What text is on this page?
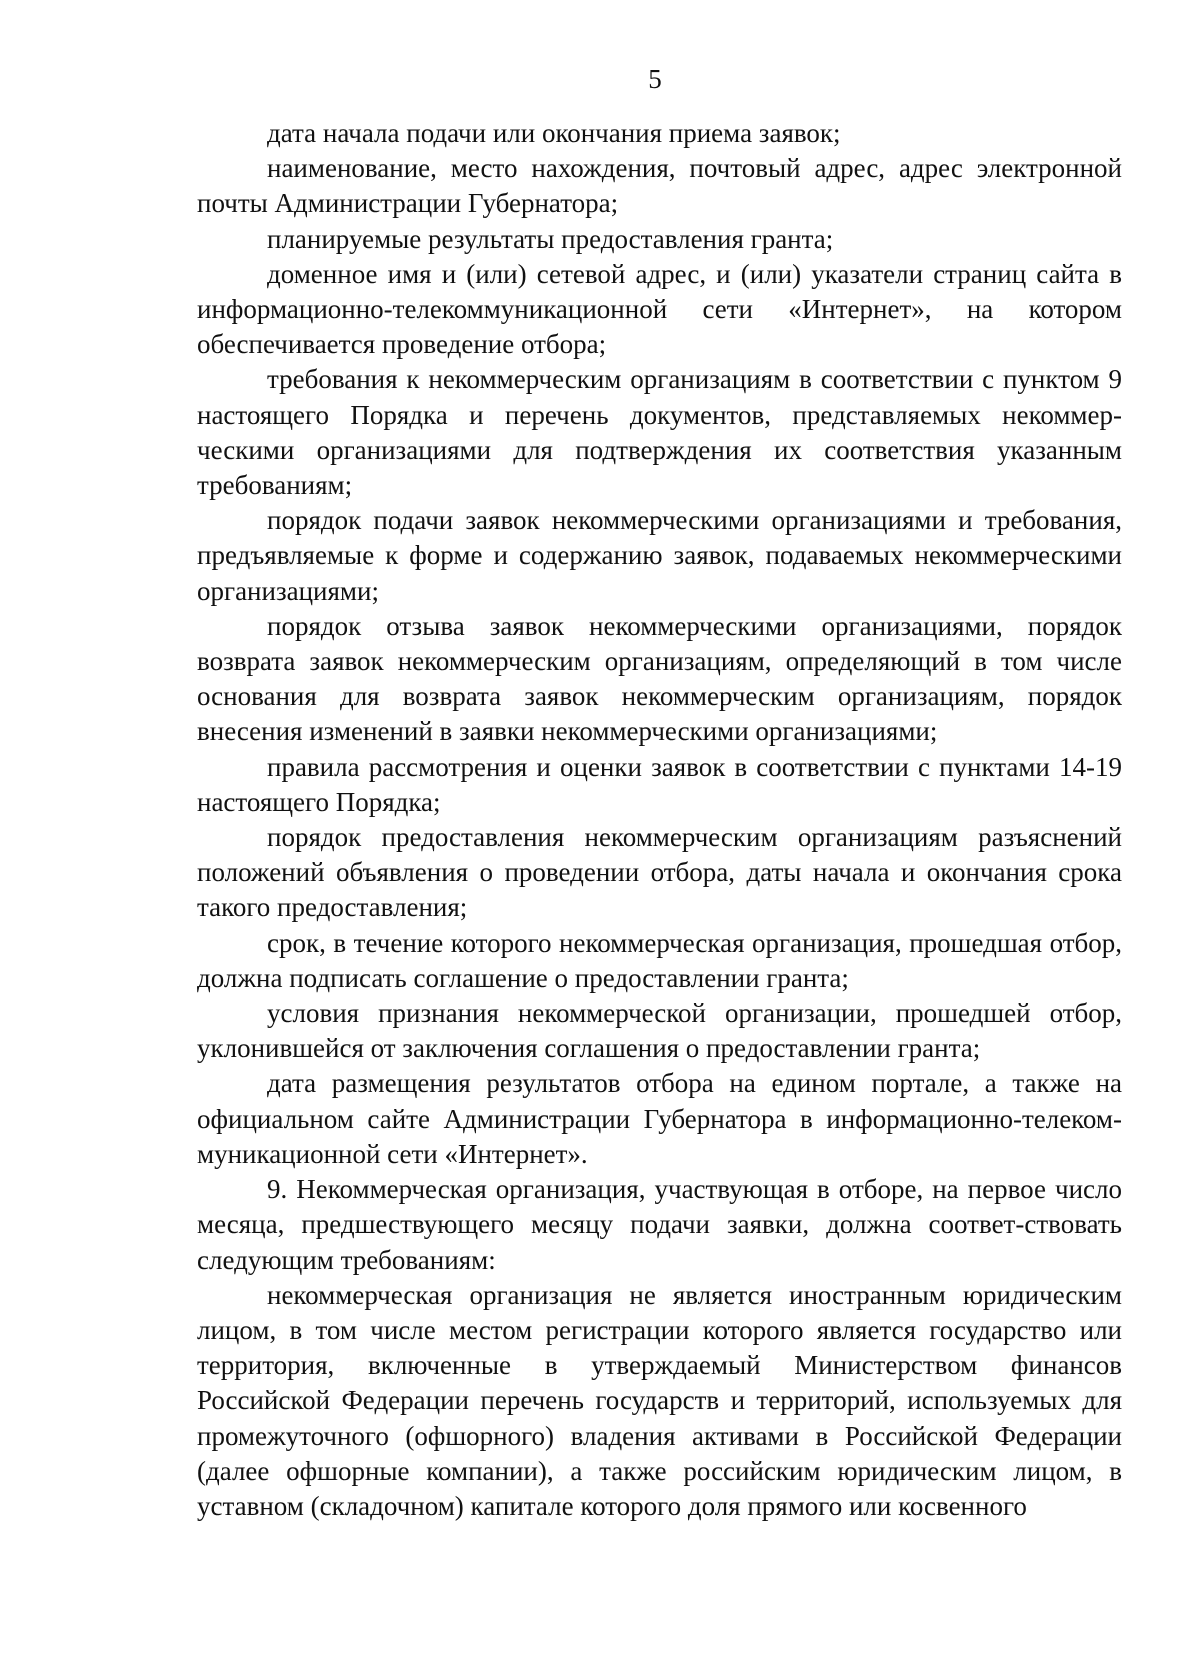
5

дата начала подачи или окончания приема заявок;

наименование, место нахождения, почтовый адрес, адрес электронной почты Администрации Губернатора;

планируемые результаты предоставления гранта;

доменное имя и (или) сетевой адрес, и (или) указатели страниц сайта в информационно-телекоммуникационной сети «Интернет», на котором обеспечивается проведение отбора;

требования к некоммерческим организациям в соответствии с пунктом 9 настоящего Порядка и перечень документов, представляемых некоммер-ческими организациями для подтверждения их соответствия указанным требованиям;

порядок подачи заявок некоммерческими организациями и требования, предъявляемые к форме и содержанию заявок, подаваемых некоммерческими организациями;

порядок отзыва заявок некоммерческими организациями, порядок возврата заявок некоммерческим организациям, определяющий в том числе основания для возврата заявок некоммерческим организациям, порядок внесения изменений в заявки некоммерческими организациями;

правила рассмотрения и оценки заявок в соответствии с пунктами 14-19 настоящего Порядка;

порядок предоставления некоммерческим организациям разъяснений положений объявления о проведении отбора, даты начала и окончания срока такого предоставления;

срок, в течение которого некоммерческая организация, прошедшая отбор, должна подписать соглашение о предоставлении гранта;

условия признания некоммерческой организации, прошедшей отбор, уклонившейся от заключения соглашения о предоставлении гранта;

дата размещения результатов отбора на едином портале, а также на официальном сайте Администрации Губернатора в информационно-телеком-муникационной сети «Интернет».

9. Некоммерческая организация, участвующая в отборе, на первое число месяца, предшествующего месяцу подачи заявки, должна соответ-ствовать следующим требованиям:

некоммерческая организация не является иностранным юридическим лицом, в том числе местом регистрации которого является государство или территория, включенные в утверждаемый Министерством финансов Российской Федерации перечень государств и территорий, используемых для промежуточного (офшорного) владения активами в Российской Федерации (далее офшорные компании), а также российским юридическим лицом, в уставном (складочном) капитале которого доля прямого или косвенного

- _YOUR GOAL_
Please transcribe the material above exactly as written. Leave the pictures out.

- _SOLUTION FOR THIS TASK_
What text is on this page?
5

дата начала подачи или окончания приема заявок;

наименование, место нахождения, почтовый адрес, адрес электронной почты Администрации Губернатора;

планируемые результаты предоставления гранта;

доменное имя и (или) сетевой адрес, и (или) указатели страниц сайта в информационно-телекоммуникационной сети «Интернет», на котором обеспечивается проведение отбора;

требования к некоммерческим организациям в соответствии с пунктом 9 настоящего Порядка и перечень документов, представляемых некоммер-ческими организациями для подтверждения их соответствия указанным требованиям;

порядок подачи заявок некоммерческими организациями и требования, предъявляемые к форме и содержанию заявок, подаваемых некоммерческими организациями;

порядок отзыва заявок некоммерческими организациями, порядок возврата заявок некоммерческим организациям, определяющий в том числе основания для возврата заявок некоммерческим организациям, порядок внесения изменений в заявки некоммерческими организациями;

правила рассмотрения и оценки заявок в соответствии с пунктами 14-19 настоящего Порядка;

порядок предоставления некоммерческим организациям разъяснений положений объявления о проведении отбора, даты начала и окончания срока такого предоставления;

срок, в течение которого некоммерческая организация, прошедшая отбор, должна подписать соглашение о предоставлении гранта;

условия признания некоммерческой организации, прошедшей отбор, уклонившейся от заключения соглашения о предоставлении гранта;

дата размещения результатов отбора на едином портале, а также на официальном сайте Администрации Губернатора в информационно-телеком-муникационной сети «Интернет».

9. Некоммерческая организация, участвующая в отборе, на первое число месяца, предшествующего месяцу подачи заявки, должна соответ-ствовать следующим требованиям:

некоммерческая организация не является иностранным юридическим лицом, в том числе местом регистрации которого является государство или территория, включенные в утверждаемый Министерством финансов Российской Федерации перечень государств и территорий, используемых для промежуточного (офшорного) владения активами в Российской Федерации (далее офшорные компании), а также российским юридическим лицом, в уставном (складочном) капитале которого доля прямого или косвенного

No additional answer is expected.